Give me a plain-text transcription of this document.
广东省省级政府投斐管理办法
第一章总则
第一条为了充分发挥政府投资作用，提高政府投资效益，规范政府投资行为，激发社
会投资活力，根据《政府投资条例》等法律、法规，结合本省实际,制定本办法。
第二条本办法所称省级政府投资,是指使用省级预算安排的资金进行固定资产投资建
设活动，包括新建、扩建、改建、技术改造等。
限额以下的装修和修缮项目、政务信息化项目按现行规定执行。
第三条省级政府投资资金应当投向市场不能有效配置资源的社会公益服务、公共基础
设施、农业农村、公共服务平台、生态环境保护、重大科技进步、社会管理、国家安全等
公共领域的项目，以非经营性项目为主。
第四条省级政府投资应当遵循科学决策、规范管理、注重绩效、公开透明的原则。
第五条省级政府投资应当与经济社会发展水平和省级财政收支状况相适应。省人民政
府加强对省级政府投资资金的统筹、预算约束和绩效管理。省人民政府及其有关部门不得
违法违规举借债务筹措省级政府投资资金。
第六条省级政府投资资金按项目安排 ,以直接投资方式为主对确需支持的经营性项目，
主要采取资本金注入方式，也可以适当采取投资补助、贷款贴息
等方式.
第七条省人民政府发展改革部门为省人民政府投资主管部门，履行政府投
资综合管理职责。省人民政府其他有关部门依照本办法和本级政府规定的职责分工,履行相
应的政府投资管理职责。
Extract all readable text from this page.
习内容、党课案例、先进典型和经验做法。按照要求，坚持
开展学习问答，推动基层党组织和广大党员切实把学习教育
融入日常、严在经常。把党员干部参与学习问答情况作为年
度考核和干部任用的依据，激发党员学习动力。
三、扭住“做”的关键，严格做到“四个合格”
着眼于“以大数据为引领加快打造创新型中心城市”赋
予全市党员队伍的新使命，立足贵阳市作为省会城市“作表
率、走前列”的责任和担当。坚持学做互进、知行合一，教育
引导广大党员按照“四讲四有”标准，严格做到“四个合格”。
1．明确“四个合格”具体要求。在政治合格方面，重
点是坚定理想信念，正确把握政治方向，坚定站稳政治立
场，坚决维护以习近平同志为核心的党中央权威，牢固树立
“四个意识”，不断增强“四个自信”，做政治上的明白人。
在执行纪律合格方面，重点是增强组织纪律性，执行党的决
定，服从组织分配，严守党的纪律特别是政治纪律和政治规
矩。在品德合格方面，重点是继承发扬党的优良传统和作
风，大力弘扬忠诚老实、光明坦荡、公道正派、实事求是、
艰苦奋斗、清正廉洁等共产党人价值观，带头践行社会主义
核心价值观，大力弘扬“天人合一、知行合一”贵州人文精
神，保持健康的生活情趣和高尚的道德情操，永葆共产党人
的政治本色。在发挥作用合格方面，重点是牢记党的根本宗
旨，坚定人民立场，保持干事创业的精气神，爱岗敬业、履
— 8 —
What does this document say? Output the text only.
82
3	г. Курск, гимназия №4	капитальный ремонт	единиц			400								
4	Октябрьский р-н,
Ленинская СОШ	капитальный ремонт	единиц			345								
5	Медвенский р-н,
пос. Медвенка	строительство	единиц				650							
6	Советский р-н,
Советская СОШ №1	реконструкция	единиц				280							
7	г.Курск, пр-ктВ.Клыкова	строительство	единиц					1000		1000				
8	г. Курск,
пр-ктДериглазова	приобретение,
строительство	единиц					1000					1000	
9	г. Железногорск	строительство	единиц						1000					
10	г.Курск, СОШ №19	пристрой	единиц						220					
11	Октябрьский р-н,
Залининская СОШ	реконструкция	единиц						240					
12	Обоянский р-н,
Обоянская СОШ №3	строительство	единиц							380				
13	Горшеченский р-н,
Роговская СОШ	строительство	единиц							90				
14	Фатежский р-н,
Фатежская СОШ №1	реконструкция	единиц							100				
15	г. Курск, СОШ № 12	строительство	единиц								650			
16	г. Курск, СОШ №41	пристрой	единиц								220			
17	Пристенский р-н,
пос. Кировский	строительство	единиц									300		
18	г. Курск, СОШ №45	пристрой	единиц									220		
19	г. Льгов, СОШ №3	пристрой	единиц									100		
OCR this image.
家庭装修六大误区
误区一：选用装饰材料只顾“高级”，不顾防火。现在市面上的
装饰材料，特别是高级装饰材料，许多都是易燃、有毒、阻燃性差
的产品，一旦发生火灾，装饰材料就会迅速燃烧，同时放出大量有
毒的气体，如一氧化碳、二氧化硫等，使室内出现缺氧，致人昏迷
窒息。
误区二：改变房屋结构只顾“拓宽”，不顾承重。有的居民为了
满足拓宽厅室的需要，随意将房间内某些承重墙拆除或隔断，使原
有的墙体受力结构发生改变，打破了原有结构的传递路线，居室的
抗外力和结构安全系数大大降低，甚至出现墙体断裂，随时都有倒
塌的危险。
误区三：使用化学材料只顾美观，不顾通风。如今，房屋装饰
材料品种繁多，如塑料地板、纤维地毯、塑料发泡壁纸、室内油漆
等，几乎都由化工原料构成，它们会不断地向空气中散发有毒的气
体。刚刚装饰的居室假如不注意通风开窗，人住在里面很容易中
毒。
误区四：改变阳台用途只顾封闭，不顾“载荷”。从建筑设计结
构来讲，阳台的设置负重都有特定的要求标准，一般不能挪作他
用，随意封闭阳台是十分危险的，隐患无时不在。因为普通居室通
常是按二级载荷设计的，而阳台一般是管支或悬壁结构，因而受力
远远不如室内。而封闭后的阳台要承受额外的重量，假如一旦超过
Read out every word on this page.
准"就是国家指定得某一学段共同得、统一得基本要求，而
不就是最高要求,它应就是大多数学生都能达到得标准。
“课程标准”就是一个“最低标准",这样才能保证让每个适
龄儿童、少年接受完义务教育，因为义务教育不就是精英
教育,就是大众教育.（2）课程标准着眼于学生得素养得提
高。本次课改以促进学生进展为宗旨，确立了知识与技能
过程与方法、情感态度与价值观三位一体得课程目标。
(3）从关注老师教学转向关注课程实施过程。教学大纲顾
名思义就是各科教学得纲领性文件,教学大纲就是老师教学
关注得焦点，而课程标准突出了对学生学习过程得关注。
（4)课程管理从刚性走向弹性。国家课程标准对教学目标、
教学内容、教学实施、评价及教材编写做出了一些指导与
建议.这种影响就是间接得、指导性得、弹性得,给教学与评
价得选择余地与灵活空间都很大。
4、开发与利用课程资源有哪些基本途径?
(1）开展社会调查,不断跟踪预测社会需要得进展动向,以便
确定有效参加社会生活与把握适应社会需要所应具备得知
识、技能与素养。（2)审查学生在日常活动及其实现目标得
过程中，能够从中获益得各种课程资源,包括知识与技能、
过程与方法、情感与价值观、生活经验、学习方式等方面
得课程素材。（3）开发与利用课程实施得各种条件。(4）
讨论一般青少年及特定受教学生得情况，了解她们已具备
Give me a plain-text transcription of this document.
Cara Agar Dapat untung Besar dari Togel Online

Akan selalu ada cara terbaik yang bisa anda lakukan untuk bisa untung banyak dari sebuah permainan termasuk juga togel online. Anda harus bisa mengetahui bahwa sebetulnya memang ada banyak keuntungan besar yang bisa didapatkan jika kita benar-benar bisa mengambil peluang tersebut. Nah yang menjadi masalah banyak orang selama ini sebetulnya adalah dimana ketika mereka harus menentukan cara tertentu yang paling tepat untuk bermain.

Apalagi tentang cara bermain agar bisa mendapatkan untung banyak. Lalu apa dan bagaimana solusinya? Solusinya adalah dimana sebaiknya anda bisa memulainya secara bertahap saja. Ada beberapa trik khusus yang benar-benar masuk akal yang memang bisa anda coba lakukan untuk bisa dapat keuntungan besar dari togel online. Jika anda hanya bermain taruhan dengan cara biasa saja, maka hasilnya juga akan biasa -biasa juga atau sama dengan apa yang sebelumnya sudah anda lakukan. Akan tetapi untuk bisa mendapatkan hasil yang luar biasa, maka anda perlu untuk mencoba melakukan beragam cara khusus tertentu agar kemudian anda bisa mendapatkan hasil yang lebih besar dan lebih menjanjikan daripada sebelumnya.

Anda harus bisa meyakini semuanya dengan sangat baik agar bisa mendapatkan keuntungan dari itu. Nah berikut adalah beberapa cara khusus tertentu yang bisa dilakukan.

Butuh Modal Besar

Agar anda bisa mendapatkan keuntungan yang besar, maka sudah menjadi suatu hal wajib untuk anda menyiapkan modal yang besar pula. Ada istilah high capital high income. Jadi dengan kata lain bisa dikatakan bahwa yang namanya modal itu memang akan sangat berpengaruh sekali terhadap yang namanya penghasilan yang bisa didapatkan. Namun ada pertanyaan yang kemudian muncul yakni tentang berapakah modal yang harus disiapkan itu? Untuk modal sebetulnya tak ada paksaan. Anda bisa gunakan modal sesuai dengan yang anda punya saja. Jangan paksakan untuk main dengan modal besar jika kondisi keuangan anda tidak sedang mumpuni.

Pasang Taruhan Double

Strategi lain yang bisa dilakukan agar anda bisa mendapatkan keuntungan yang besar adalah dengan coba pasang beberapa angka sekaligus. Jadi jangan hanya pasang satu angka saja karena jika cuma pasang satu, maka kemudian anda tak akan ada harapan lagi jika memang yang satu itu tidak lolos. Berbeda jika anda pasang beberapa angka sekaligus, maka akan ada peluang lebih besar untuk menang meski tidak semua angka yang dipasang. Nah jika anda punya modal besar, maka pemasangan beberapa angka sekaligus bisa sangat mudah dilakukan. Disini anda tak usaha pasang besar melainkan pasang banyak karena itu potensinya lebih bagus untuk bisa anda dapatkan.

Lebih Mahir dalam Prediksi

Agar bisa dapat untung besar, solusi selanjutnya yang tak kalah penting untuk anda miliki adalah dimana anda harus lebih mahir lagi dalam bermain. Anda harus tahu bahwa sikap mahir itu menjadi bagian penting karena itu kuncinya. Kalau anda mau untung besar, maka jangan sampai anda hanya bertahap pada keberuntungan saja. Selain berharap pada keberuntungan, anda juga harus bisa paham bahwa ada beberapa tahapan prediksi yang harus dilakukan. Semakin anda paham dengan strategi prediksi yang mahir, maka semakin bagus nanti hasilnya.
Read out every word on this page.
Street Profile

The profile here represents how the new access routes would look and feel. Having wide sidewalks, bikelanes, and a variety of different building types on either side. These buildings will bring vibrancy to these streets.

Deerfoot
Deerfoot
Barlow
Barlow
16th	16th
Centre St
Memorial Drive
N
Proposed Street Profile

__GOAL__
Show all lines in the entries above where the word "пристрой" appears.

__RESPONSE__
10	г.Курск, СОШ №19	пристрой	единиц						220					
16	г. Курск, СОШ №41	пристрой	единиц								220			
18	г. Курск, СОШ №45	пристрой	единиц									220		
19	г. Льгов, СОШ №3	пристрой	единиц									100		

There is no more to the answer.